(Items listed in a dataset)
- - - -

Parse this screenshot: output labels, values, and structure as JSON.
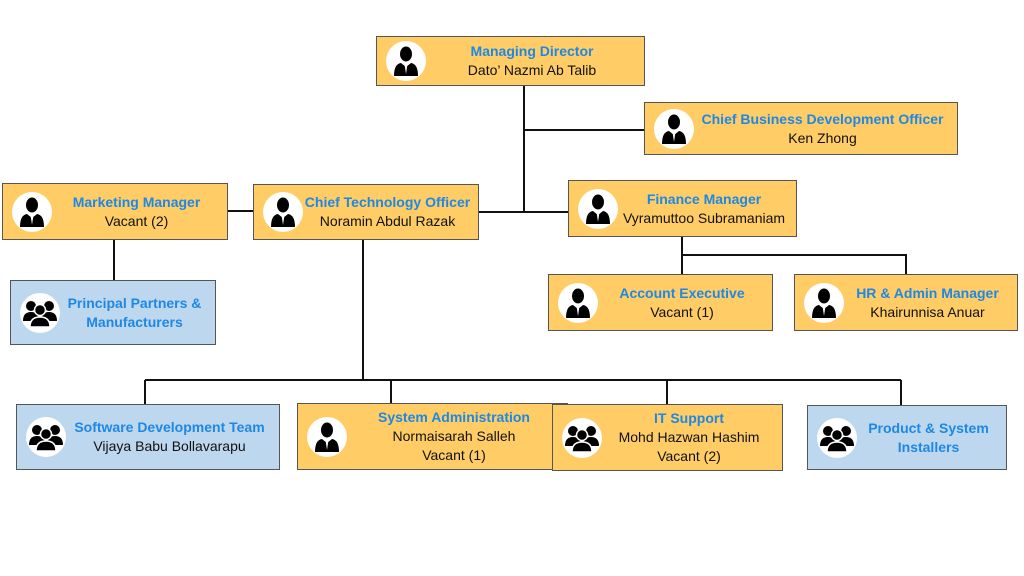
{
  "colors": {
    "role_box": "#FFCC66",
    "team_box": "#BDD7EE",
    "title_text": "#1E88E5"
  },
  "nodes": {
    "md": {
      "title": "Managing Director",
      "lines": [
        "Dato’ Nazmi Ab Talib"
      ],
      "icon": "person-icon"
    },
    "cbdo": {
      "title": "Chief Business Development Officer",
      "lines": [
        "Ken Zhong"
      ],
      "icon": "person-icon"
    },
    "marketing": {
      "title": "Marketing Manager",
      "lines": [
        "Vacant (2)"
      ],
      "icon": "person-icon"
    },
    "cto": {
      "title": "Chief Technology Officer",
      "lines": [
        "Noramin Abdul Razak"
      ],
      "icon": "person-icon"
    },
    "finance": {
      "title": "Finance Manager",
      "lines": [
        "Vyramuttoo Subramaniam"
      ],
      "icon": "person-icon"
    },
    "partners": {
      "title": "Principal Partners & Manufacturers",
      "lines": [],
      "icon": "group-icon"
    },
    "account": {
      "title": "Account Executive",
      "lines": [
        "Vacant (1)"
      ],
      "icon": "person-icon"
    },
    "hr": {
      "title": "HR & Admin Manager",
      "lines": [
        "Khairunnisa Anuar"
      ],
      "icon": "person-icon"
    },
    "swdev": {
      "title": "Software Development Team",
      "lines": [
        "Vijaya Babu Bollavarapu"
      ],
      "icon": "group-icon"
    },
    "sysadmin": {
      "title": "System Administration",
      "lines": [
        "Normaisarah Salleh",
        "Vacant (1)"
      ],
      "icon": "person-icon"
    },
    "itsupport": {
      "title": "IT Support",
      "lines": [
        "Mohd Hazwan Hashim",
        "Vacant (2)"
      ],
      "icon": "group-icon"
    },
    "installers": {
      "title": "Product & System Installers",
      "lines": [],
      "icon": "group-icon"
    }
  }
}
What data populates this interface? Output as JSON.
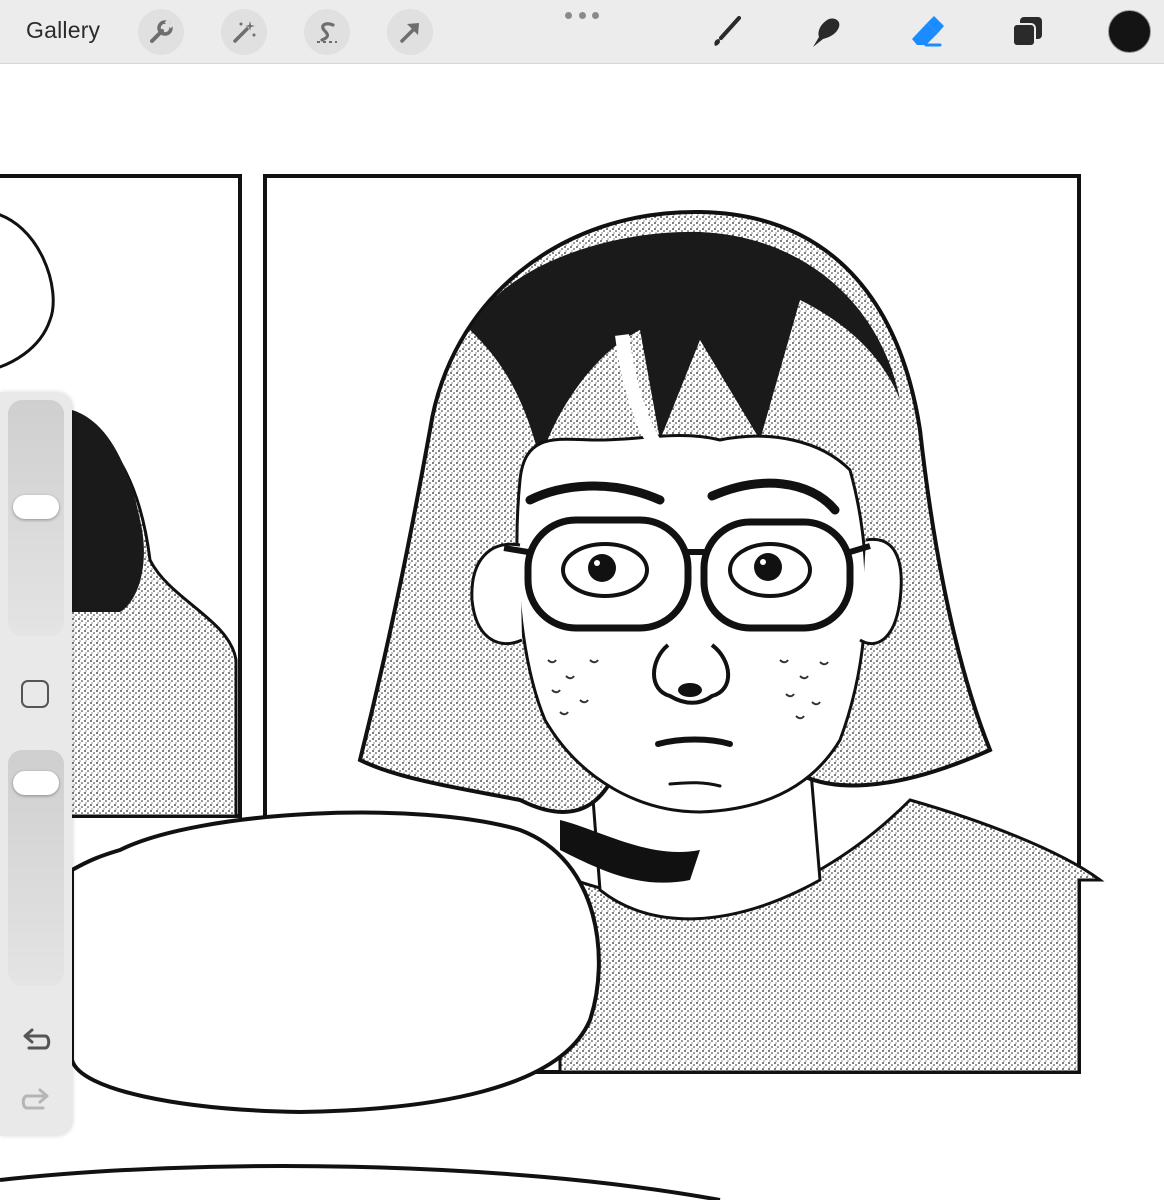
{
  "toolbar": {
    "gallery_label": "Gallery",
    "left_tools": [
      {
        "icon": "wrench-icon"
      },
      {
        "icon": "magic-wand-icon"
      },
      {
        "icon": "selection-s-icon"
      },
      {
        "icon": "transform-arrow-icon"
      }
    ],
    "right_tools": [
      {
        "icon": "brush-icon"
      },
      {
        "icon": "smudge-icon"
      },
      {
        "icon": "eraser-icon",
        "active": true
      },
      {
        "icon": "layers-icon"
      }
    ],
    "current_color": "#141414",
    "active_tool_color": "#1a8cff"
  },
  "sidebar": {
    "brush_size_level": 0.55,
    "opacity_level": 0.9,
    "modify_button_icon": "square-icon",
    "undo_icon": "undo-icon",
    "redo_icon": "redo-icon"
  },
  "canvas": {
    "background": "#ffffff",
    "ink": "#111111"
  }
}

- - - -

The exercise:
Extract the text of all the records above verbatim, excluding pictures.

Response for this exercise:
Parse this screenshot: output labels, values, and structure as JSON.
{
  "colors": {
    "role_box": "#FFCC66",
    "team_box": "#BDD7EE",
    "title_text": "#1E88E5"
  },
  "nodes": {
    "md": {
      "title": "Managing Director",
      "lines": [
        "Dato’ Nazmi Ab Talib"
      ],
      "icon": "person-icon"
    },
    "cbdo": {
      "title": "Chief Business Development Officer",
      "lines": [
        "Ken Zhong"
      ],
      "icon": "person-icon"
    },
    "marketing": {
      "title": "Marketing Manager",
      "lines": [
        "Vacant (2)"
      ],
      "icon": "person-icon"
    },
    "cto": {
      "title": "Chief Technology Officer",
      "lines": [
        "Noramin Abdul Razak"
      ],
      "icon": "person-icon"
    },
    "finance": {
      "title": "Finance Manager",
      "lines": [
        "Vyramuttoo Subramaniam"
      ],
      "icon": "person-icon"
    },
    "partners": {
      "title": "Principal Partners & Manufacturers",
      "lines": [],
      "icon": "group-icon"
    },
    "account": {
      "title": "Account Executive",
      "lines": [
        "Vacant (1)"
      ],
      "icon": "person-icon"
    },
    "hr": {
      "title": "HR & Admin Manager",
      "lines": [
        "Khairunnisa Anuar"
      ],
      "icon": "person-icon"
    },
    "swdev": {
      "title": "Software Development Team",
      "lines": [
        "Vijaya Babu Bollavarapu"
      ],
      "icon": "group-icon"
    },
    "sysadmin": {
      "title": "System Administration",
      "lines": [
        "Normaisarah Salleh",
        "Vacant (1)"
      ],
      "icon": "person-icon"
    },
    "itsupport": {
      "title": "IT Support",
      "lines": [
        "Mohd Hazwan Hashim",
        "Vacant (2)"
      ],
      "icon": "group-icon"
    },
    "installers": {
      "title": "Product & System Installers",
      "lines": [],
      "icon": "group-icon"
    }
  }
}
What data populates this interface? Output as JSON.
{
  "toolbar": {
    "gallery_label": "Gallery",
    "left_tools": [
      {
        "icon": "wrench-icon"
      },
      {
        "icon": "magic-wand-icon"
      },
      {
        "icon": "selection-s-icon"
      },
      {
        "icon": "transform-arrow-icon"
      }
    ],
    "right_tools": [
      {
        "icon": "brush-icon"
      },
      {
        "icon": "smudge-icon"
      },
      {
        "icon": "eraser-icon",
        "active": true
      },
      {
        "icon": "layers-icon"
      }
    ],
    "current_color": "#141414",
    "active_tool_color": "#1a8cff"
  },
  "sidebar": {
    "brush_size_level": 0.55,
    "opacity_level": 0.9,
    "modify_button_icon": "square-icon",
    "undo_icon": "undo-icon",
    "redo_icon": "redo-icon"
  },
  "canvas": {
    "background": "#ffffff",
    "ink": "#111111"
  }
}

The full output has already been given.